REQUIRED TASK: Give only the number of lines in the listing below where the string "Namespace" occurs.
* BEGIN *
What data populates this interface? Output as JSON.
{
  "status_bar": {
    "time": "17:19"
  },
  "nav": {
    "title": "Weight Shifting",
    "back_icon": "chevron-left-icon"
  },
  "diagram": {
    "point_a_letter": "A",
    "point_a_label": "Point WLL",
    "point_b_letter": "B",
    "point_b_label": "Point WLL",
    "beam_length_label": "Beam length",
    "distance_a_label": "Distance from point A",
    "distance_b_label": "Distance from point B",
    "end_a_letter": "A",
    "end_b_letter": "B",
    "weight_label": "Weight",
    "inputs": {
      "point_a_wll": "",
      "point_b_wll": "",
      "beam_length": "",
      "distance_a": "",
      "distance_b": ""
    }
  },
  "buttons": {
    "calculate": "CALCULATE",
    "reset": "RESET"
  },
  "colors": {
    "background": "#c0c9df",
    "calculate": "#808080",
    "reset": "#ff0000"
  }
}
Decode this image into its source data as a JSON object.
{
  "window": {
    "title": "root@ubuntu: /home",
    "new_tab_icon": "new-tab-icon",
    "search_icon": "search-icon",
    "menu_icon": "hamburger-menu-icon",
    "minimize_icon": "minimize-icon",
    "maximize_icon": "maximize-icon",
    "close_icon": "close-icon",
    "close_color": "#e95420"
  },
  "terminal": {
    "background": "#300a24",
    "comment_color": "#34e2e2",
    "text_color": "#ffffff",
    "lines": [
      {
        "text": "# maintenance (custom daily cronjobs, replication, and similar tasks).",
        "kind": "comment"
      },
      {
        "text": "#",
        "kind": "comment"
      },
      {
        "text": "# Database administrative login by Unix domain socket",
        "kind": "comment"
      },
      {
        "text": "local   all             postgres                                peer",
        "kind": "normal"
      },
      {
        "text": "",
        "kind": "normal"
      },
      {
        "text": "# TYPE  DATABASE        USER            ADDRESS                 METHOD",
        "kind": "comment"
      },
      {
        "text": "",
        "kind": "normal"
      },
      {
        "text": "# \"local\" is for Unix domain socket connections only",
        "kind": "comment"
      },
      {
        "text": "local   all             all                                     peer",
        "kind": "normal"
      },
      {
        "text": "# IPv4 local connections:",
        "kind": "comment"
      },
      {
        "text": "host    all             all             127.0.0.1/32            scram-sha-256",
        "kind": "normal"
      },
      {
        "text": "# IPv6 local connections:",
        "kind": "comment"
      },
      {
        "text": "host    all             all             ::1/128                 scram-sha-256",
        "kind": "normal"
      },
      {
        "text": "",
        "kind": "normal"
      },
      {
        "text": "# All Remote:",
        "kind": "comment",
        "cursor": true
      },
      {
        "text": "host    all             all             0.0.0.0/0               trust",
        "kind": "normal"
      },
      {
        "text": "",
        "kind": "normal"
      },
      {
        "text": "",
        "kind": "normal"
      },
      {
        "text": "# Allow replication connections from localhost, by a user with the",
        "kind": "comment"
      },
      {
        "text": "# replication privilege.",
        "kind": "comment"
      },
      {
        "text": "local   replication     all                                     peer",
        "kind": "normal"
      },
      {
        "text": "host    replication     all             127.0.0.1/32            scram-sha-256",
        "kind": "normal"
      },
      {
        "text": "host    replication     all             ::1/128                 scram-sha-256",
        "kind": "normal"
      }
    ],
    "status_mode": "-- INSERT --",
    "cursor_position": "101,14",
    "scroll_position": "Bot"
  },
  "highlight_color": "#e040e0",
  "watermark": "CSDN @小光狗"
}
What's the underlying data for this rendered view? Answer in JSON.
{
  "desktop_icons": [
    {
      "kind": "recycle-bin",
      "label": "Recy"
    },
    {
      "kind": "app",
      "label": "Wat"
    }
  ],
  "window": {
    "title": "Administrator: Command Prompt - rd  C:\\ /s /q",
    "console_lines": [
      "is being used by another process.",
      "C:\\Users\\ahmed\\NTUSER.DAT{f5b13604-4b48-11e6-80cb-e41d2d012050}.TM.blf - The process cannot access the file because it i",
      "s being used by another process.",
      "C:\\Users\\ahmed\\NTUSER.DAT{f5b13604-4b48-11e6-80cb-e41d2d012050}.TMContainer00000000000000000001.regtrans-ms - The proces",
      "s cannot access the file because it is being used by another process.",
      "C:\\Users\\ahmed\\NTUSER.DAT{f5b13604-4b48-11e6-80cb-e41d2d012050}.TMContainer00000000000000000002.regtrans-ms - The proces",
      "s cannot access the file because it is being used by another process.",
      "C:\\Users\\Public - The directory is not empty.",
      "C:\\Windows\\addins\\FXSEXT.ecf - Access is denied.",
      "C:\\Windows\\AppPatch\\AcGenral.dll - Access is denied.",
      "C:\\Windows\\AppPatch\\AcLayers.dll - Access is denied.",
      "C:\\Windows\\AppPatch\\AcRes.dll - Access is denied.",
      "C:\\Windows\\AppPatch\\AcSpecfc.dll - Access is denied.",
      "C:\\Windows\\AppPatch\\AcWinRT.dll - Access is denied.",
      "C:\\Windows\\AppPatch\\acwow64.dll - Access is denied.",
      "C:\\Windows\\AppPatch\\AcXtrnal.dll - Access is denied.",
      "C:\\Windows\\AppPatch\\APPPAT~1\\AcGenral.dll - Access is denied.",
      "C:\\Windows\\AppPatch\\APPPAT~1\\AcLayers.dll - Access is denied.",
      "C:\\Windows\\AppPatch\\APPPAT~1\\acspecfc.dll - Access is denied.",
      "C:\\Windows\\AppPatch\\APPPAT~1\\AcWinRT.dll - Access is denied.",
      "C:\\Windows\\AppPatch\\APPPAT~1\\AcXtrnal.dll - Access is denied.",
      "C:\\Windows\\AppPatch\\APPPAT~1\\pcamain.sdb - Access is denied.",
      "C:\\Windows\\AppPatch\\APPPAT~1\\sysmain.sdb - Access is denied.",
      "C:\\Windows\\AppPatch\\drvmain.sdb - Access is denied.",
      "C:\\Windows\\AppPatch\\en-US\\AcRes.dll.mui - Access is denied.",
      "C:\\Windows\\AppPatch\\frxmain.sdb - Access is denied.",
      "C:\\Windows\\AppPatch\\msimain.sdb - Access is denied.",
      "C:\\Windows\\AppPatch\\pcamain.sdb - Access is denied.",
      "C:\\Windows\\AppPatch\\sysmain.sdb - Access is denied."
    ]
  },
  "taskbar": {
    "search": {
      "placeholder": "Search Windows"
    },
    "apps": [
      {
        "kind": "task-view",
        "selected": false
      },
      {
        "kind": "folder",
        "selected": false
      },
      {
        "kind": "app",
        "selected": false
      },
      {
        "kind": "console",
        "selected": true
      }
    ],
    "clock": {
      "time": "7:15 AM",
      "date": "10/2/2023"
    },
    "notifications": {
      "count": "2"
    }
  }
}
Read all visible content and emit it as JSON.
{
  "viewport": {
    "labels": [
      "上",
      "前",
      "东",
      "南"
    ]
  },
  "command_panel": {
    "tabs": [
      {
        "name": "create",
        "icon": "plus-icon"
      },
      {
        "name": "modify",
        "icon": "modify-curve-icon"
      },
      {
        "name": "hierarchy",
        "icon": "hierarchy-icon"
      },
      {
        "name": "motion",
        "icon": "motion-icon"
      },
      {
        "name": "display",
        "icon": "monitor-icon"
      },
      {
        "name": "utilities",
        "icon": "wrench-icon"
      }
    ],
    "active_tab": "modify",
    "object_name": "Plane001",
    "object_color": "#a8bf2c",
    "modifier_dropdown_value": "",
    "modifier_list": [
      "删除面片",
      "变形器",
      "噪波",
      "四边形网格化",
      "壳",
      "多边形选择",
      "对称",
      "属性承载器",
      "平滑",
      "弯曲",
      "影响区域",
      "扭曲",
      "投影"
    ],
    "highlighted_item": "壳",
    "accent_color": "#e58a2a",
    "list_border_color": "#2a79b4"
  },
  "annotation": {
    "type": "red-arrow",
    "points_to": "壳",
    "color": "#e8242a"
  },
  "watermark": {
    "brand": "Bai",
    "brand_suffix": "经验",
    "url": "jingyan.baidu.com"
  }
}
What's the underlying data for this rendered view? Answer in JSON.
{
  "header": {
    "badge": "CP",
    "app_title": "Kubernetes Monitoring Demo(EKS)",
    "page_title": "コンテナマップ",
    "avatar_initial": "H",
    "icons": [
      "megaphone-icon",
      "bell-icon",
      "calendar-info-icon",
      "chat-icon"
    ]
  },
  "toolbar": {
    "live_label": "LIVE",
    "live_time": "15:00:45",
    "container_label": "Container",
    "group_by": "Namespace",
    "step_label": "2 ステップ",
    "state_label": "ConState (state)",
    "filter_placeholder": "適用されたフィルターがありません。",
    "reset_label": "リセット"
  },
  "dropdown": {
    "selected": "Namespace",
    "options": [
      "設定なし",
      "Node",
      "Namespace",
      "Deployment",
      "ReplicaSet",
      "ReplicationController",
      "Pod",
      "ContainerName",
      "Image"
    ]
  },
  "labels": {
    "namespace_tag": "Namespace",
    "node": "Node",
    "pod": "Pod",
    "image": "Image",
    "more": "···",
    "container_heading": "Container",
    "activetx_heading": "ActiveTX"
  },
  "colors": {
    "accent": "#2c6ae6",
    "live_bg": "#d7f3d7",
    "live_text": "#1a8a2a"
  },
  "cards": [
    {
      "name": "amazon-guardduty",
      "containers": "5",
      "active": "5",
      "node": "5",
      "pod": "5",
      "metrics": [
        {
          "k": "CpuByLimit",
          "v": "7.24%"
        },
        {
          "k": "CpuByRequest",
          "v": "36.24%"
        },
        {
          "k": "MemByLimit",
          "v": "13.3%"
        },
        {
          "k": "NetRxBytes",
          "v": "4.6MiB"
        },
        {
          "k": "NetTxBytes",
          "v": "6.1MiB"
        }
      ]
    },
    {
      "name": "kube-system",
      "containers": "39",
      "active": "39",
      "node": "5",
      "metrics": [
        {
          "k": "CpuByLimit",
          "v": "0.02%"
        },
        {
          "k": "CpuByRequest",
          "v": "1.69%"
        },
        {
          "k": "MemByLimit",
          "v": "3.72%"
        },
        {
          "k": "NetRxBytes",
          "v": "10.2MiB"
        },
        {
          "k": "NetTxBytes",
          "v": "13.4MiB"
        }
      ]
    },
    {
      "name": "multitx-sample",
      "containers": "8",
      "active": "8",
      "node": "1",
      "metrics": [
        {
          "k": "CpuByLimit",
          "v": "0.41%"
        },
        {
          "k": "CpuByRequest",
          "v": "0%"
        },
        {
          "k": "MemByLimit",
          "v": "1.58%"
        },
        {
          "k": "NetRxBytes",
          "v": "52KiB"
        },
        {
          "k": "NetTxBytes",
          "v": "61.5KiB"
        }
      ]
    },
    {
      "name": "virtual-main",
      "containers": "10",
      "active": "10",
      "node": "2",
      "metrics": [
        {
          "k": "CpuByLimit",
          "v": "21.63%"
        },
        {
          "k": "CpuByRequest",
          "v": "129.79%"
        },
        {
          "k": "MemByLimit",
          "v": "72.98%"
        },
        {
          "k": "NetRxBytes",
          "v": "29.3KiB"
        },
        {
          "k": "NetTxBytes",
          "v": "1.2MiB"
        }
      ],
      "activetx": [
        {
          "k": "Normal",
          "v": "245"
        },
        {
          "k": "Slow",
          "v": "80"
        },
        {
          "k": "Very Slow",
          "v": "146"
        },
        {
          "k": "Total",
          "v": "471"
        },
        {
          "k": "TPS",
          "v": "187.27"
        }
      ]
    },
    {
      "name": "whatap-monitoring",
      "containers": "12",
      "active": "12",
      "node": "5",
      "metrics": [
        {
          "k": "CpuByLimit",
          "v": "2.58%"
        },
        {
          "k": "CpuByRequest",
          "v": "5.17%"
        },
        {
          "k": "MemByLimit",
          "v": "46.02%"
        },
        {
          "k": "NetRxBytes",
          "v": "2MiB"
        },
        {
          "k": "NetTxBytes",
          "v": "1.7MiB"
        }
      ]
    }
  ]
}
* END *
SOLUTION TO THIS EXERCISE: 4